Direction
Each line below must be set down exactly; omit any image you find.

* START Information provided *

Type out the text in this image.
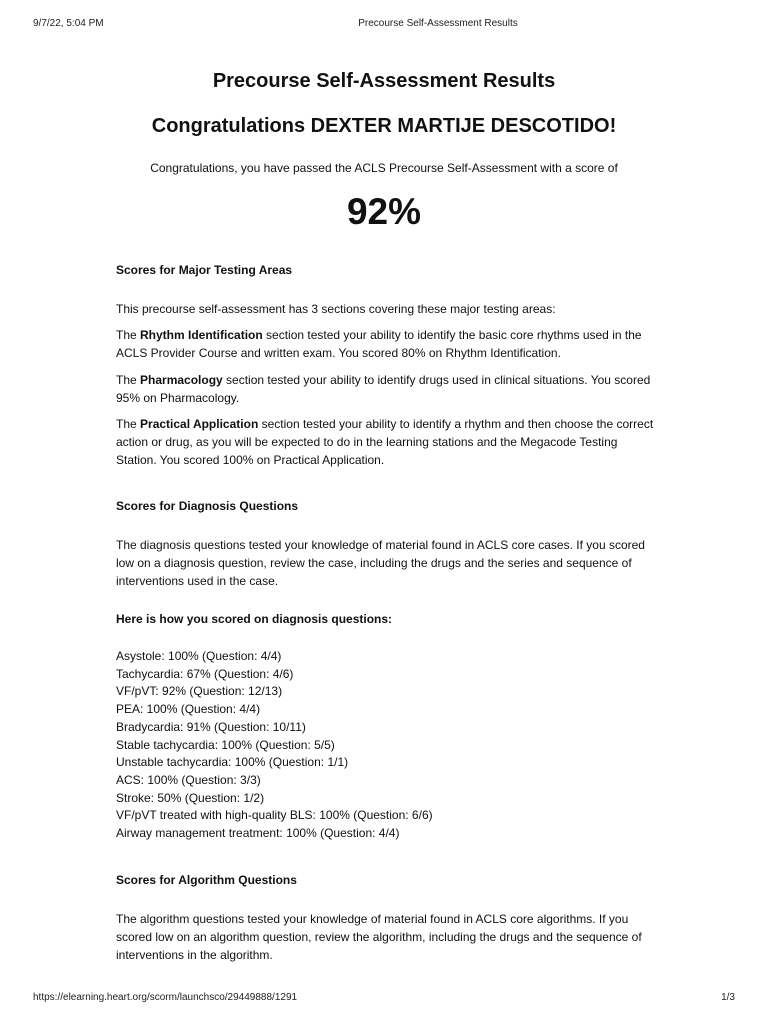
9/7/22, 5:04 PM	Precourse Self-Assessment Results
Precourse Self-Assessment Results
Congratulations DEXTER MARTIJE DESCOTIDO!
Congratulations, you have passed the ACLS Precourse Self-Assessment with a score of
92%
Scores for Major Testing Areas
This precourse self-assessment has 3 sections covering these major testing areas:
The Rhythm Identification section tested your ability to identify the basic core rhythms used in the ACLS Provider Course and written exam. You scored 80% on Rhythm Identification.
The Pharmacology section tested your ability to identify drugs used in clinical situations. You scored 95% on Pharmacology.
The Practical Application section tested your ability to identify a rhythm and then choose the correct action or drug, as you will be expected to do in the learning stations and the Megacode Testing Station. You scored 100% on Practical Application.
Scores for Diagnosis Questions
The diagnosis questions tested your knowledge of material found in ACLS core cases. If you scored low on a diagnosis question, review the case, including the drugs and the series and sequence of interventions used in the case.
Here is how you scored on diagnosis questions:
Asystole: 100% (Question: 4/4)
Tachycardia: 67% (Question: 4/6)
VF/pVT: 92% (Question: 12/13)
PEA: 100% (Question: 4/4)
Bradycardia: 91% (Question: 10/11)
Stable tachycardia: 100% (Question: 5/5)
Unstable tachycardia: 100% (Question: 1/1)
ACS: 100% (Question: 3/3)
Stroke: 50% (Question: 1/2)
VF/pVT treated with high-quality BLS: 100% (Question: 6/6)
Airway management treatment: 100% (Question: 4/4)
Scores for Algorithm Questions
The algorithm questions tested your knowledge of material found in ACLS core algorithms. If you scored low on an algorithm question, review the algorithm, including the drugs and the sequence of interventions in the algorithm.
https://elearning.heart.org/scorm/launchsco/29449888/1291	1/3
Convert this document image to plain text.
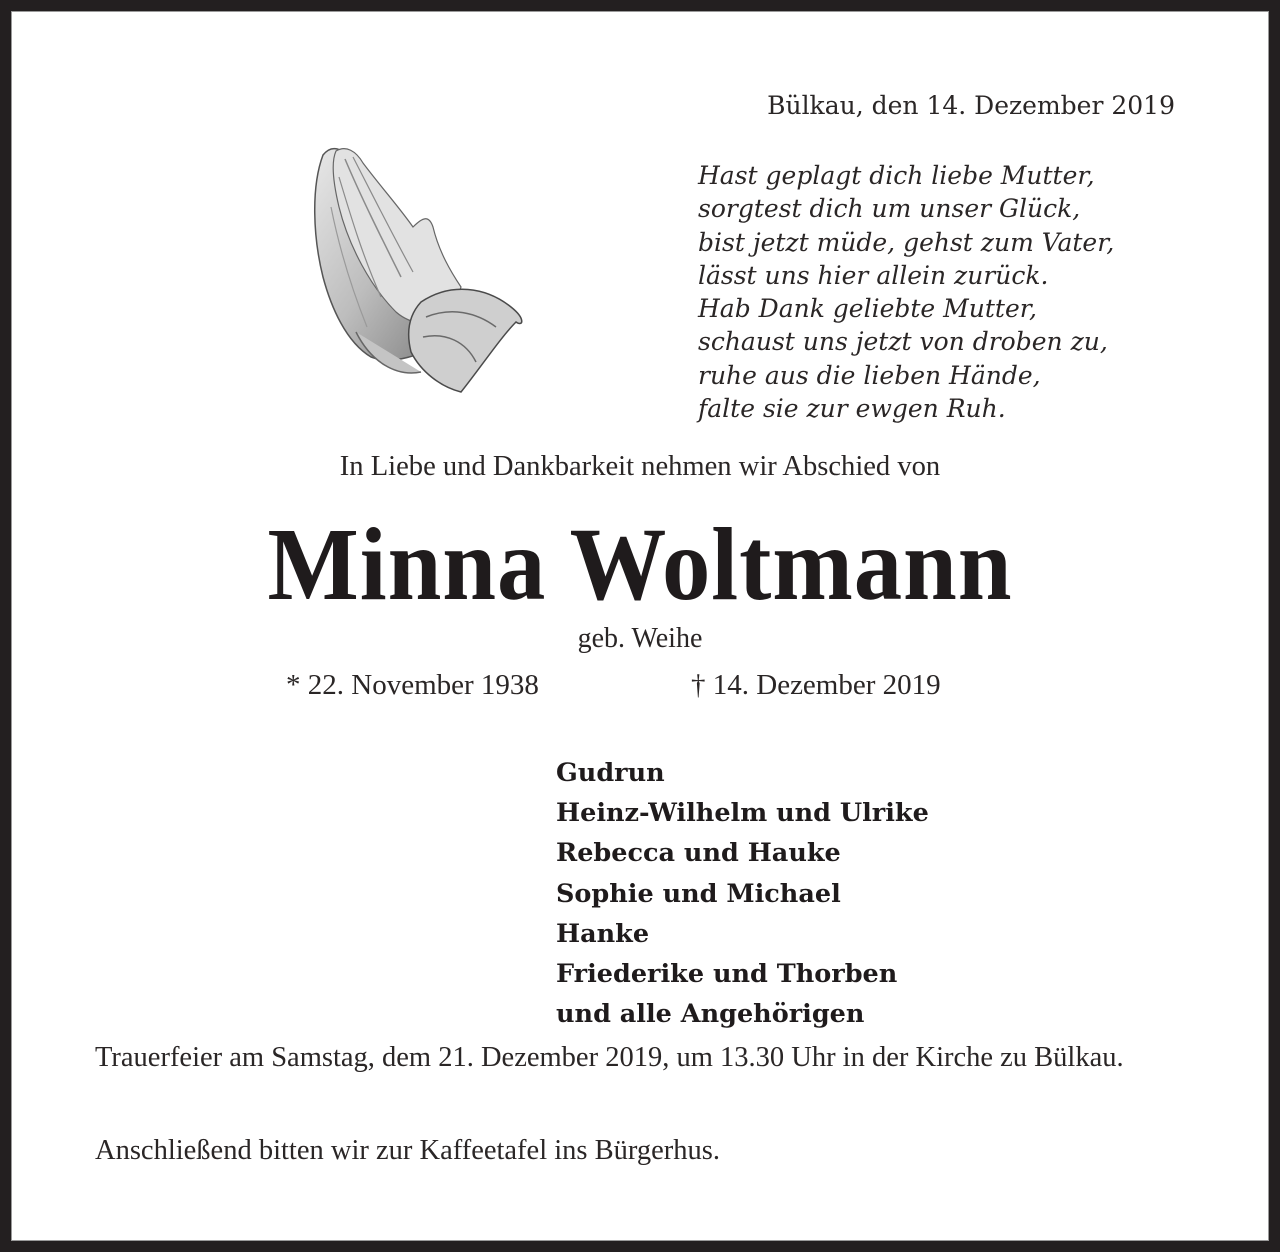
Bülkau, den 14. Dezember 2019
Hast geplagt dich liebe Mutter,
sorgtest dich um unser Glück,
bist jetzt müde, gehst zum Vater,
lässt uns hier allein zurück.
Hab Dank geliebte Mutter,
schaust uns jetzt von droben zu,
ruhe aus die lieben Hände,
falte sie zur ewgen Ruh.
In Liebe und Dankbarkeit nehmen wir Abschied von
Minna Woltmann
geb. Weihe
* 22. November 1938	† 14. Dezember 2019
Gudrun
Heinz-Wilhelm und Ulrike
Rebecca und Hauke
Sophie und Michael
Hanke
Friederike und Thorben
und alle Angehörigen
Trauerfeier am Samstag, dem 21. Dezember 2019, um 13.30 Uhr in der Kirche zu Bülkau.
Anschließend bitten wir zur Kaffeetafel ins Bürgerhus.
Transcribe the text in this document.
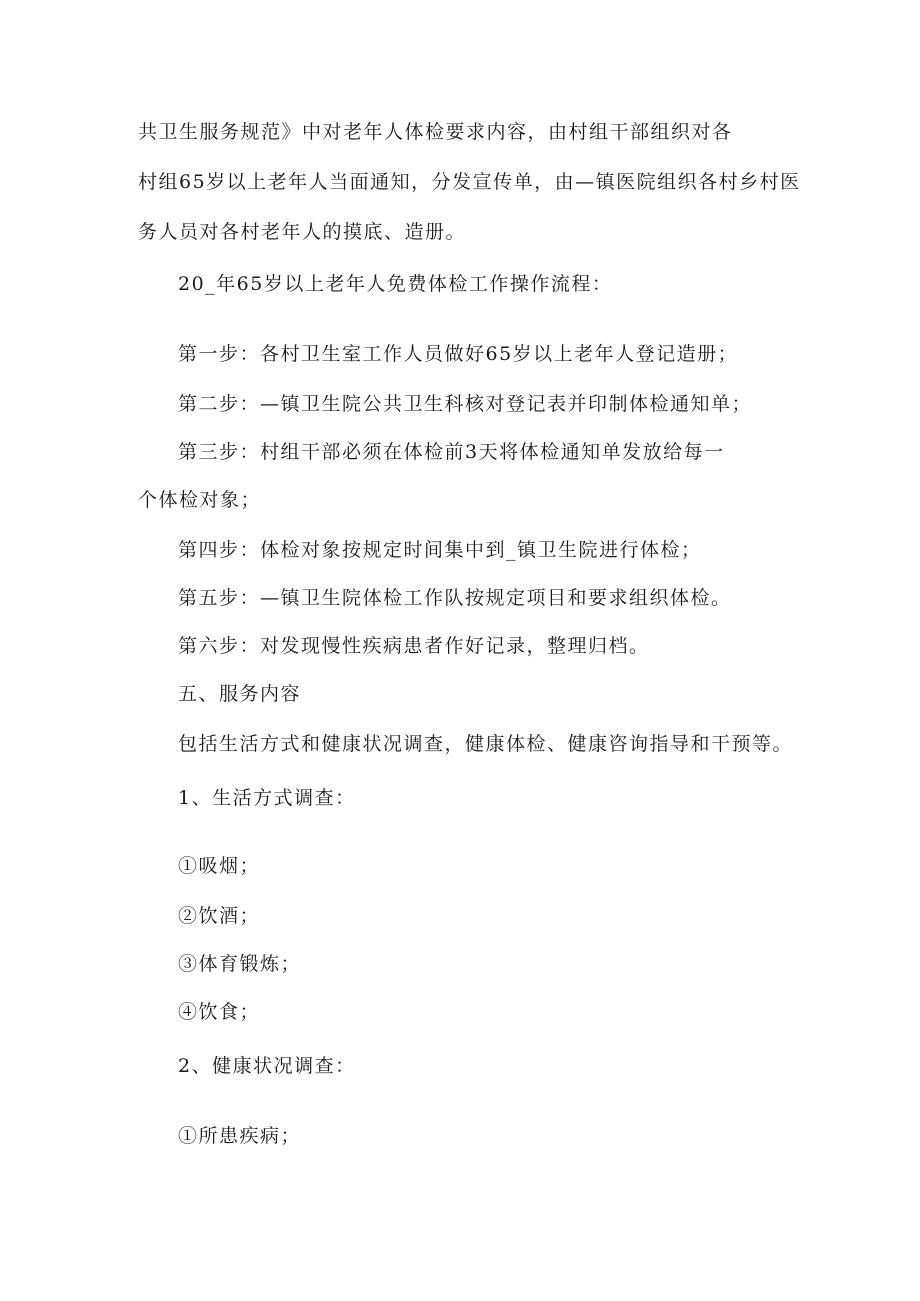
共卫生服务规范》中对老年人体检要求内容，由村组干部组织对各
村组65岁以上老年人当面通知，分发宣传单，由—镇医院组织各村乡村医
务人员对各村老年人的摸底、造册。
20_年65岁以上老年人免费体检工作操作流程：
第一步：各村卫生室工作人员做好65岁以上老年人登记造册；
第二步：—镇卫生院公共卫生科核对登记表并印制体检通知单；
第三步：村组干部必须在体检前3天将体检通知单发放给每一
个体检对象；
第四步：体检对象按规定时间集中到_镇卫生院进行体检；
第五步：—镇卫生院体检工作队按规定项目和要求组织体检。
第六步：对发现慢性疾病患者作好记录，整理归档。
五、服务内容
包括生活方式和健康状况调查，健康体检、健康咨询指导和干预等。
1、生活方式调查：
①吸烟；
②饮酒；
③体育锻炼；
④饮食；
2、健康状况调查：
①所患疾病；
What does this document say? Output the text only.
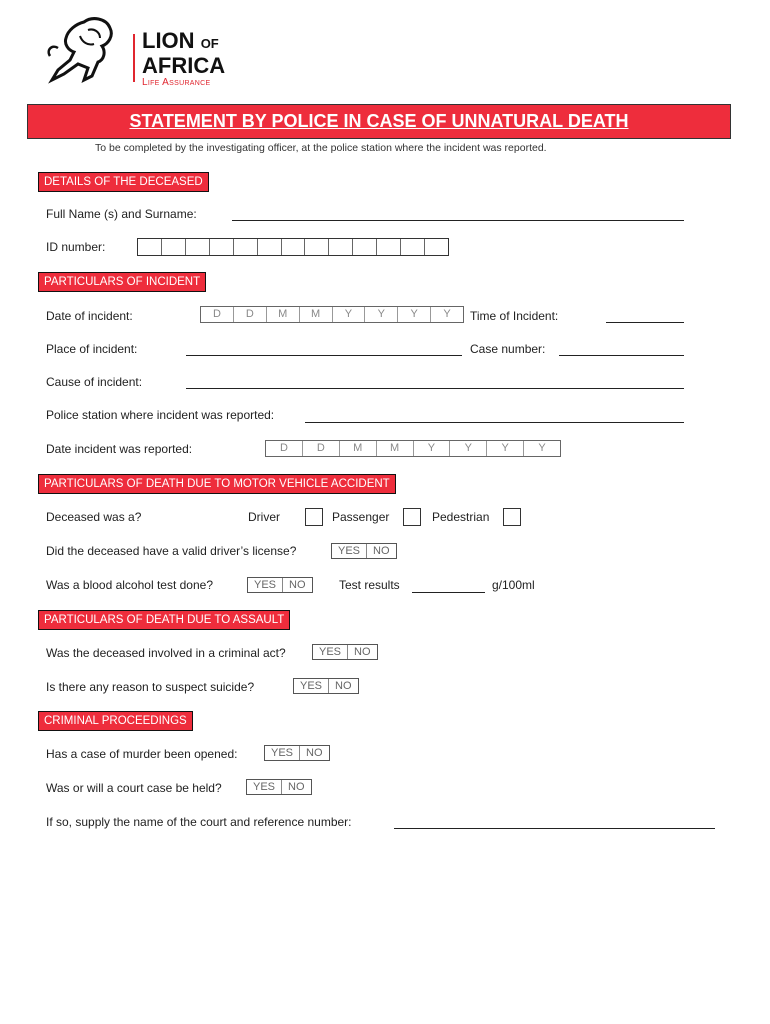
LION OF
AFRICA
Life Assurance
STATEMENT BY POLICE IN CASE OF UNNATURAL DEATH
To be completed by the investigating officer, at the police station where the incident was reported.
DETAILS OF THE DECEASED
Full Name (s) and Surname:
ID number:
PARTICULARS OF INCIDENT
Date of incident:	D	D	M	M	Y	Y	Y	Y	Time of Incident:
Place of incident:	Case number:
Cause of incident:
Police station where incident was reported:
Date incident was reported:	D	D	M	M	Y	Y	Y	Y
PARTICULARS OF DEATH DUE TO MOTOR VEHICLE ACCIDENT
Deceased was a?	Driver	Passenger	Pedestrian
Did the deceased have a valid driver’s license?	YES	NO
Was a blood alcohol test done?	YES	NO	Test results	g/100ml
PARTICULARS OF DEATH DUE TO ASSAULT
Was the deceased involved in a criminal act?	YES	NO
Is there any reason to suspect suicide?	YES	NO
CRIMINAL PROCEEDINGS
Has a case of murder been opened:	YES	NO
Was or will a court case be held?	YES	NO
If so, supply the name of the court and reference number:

* END Information provided *

Final answer
Type out the text in this image.
9/7/22, 5:04 PM	Precourse Self-Assessment Results
Precourse Self-Assessment Results
Congratulations DEXTER MARTIJE DESCOTIDO!
Congratulations, you have passed the ACLS Precourse Self-Assessment with a score of
92%
Scores for Major Testing Areas
This precourse self-assessment has 3 sections covering these major testing areas:
The Rhythm Identification section tested your ability to identify the basic core rhythms used in the ACLS Provider Course and written exam. You scored 80% on Rhythm Identification.
The Pharmacology section tested your ability to identify drugs used in clinical situations. You scored 95% on Pharmacology.
The Practical Application section tested your ability to identify a rhythm and then choose the correct action or drug, as you will be expected to do in the learning stations and the Megacode Testing Station. You scored 100% on Practical Application.
Scores for Diagnosis Questions
The diagnosis questions tested your knowledge of material found in ACLS core cases. If you scored low on a diagnosis question, review the case, including the drugs and the series and sequence of interventions used in the case.
Here is how you scored on diagnosis questions:
Asystole: 100% (Question: 4/4)
Tachycardia: 67% (Question: 4/6)
VF/pVT: 92% (Question: 12/13)
PEA: 100% (Question: 4/4)
Bradycardia: 91% (Question: 10/11)
Stable tachycardia: 100% (Question: 5/5)
Unstable tachycardia: 100% (Question: 1/1)
ACS: 100% (Question: 3/3)
Stroke: 50% (Question: 1/2)
VF/pVT treated with high-quality BLS: 100% (Question: 6/6)
Airway management treatment: 100% (Question: 4/4)
Scores for Algorithm Questions
The algorithm questions tested your knowledge of material found in ACLS core algorithms. If you scored low on an algorithm question, review the algorithm, including the drugs and the sequence of interventions in the algorithm.
https://elearning.heart.org/scorm/launchsco/29449888/1291	1/3
Convert this document image to plain text.
Bülkau, den 14. Dezember 2019
Hast geplagt dich liebe Mutter,
sorgtest dich um unser Glück,
bist jetzt müde, gehst zum Vater,
lässt uns hier allein zurück.
Hab Dank geliebte Mutter,
schaust uns jetzt von droben zu,
ruhe aus die lieben Hände,
falte sie zur ewgen Ruh.
In Liebe und Dankbarkeit nehmen wir Abschied von
Minna Woltmann
geb. Weihe
* 22. November 1938	† 14. Dezember 2019
Gudrun
Heinz-Wilhelm und Ulrike
Rebecca und Hauke
Sophie und Michael
Hanke
Friederike und Thorben
und alle Angehörigen
Trauerfeier am Samstag, dem 21. Dezember 2019, um 13.30 Uhr in der Kirche zu Bülkau.
Anschließend bitten wir zur Kaffeetafel ins Bürgerhus.
Transcribe the text in this document.
共卫生服务规范》中对老年人体检要求内容，由村组干部组织对各
村组65岁以上老年人当面通知，分发宣传单，由—镇医院组织各村乡村医
务人员对各村老年人的摸底、造册。
20_年65岁以上老年人免费体检工作操作流程：
第一步：各村卫生室工作人员做好65岁以上老年人登记造册；
第二步：—镇卫生院公共卫生科核对登记表并印制体检通知单；
第三步：村组干部必须在体检前3天将体检通知单发放给每一
个体检对象；
第四步：体检对象按规定时间集中到_镇卫生院进行体检；
第五步：—镇卫生院体检工作队按规定项目和要求组织体检。
第六步：对发现慢性疾病患者作好记录，整理归档。
五、服务内容
包括生活方式和健康状况调查，健康体检、健康咨询指导和干预等。
1、生活方式调查：
①吸烟；
②饮酒；
③体育锻炼；
④饮食；
2、健康状况调查：
①所患疾病；
What does this document say? Output the text only.
LION OF
AFRICA
Life Assurance
STATEMENT BY POLICE IN CASE OF UNNATURAL DEATH
To be completed by the investigating officer, at the police station where the incident was reported.
DETAILS OF THE DECEASED
Full Name (s) and Surname:
ID number:
PARTICULARS OF INCIDENT
Date of incident:	D	D	M	M	Y	Y	Y	Y	Time of Incident:
Place of incident:	Case number:
Cause of incident:
Police station where incident was reported:
Date incident was reported:	D	D	M	M	Y	Y	Y	Y
PARTICULARS OF DEATH DUE TO MOTOR VEHICLE ACCIDENT
Deceased was a?	Driver	Passenger	Pedestrian
Did the deceased have a valid driver’s license?	YES	NO
Was a blood alcohol test done?	YES	NO	Test results	g/100ml
PARTICULARS OF DEATH DUE TO ASSAULT
Was the deceased involved in a criminal act?	YES	NO
Is there any reason to suspect suicide?	YES	NO
CRIMINAL PROCEEDINGS
Has a case of murder been opened:	YES	NO
Was or will a court case be held?	YES	NO
If so, supply the name of the court and reference number:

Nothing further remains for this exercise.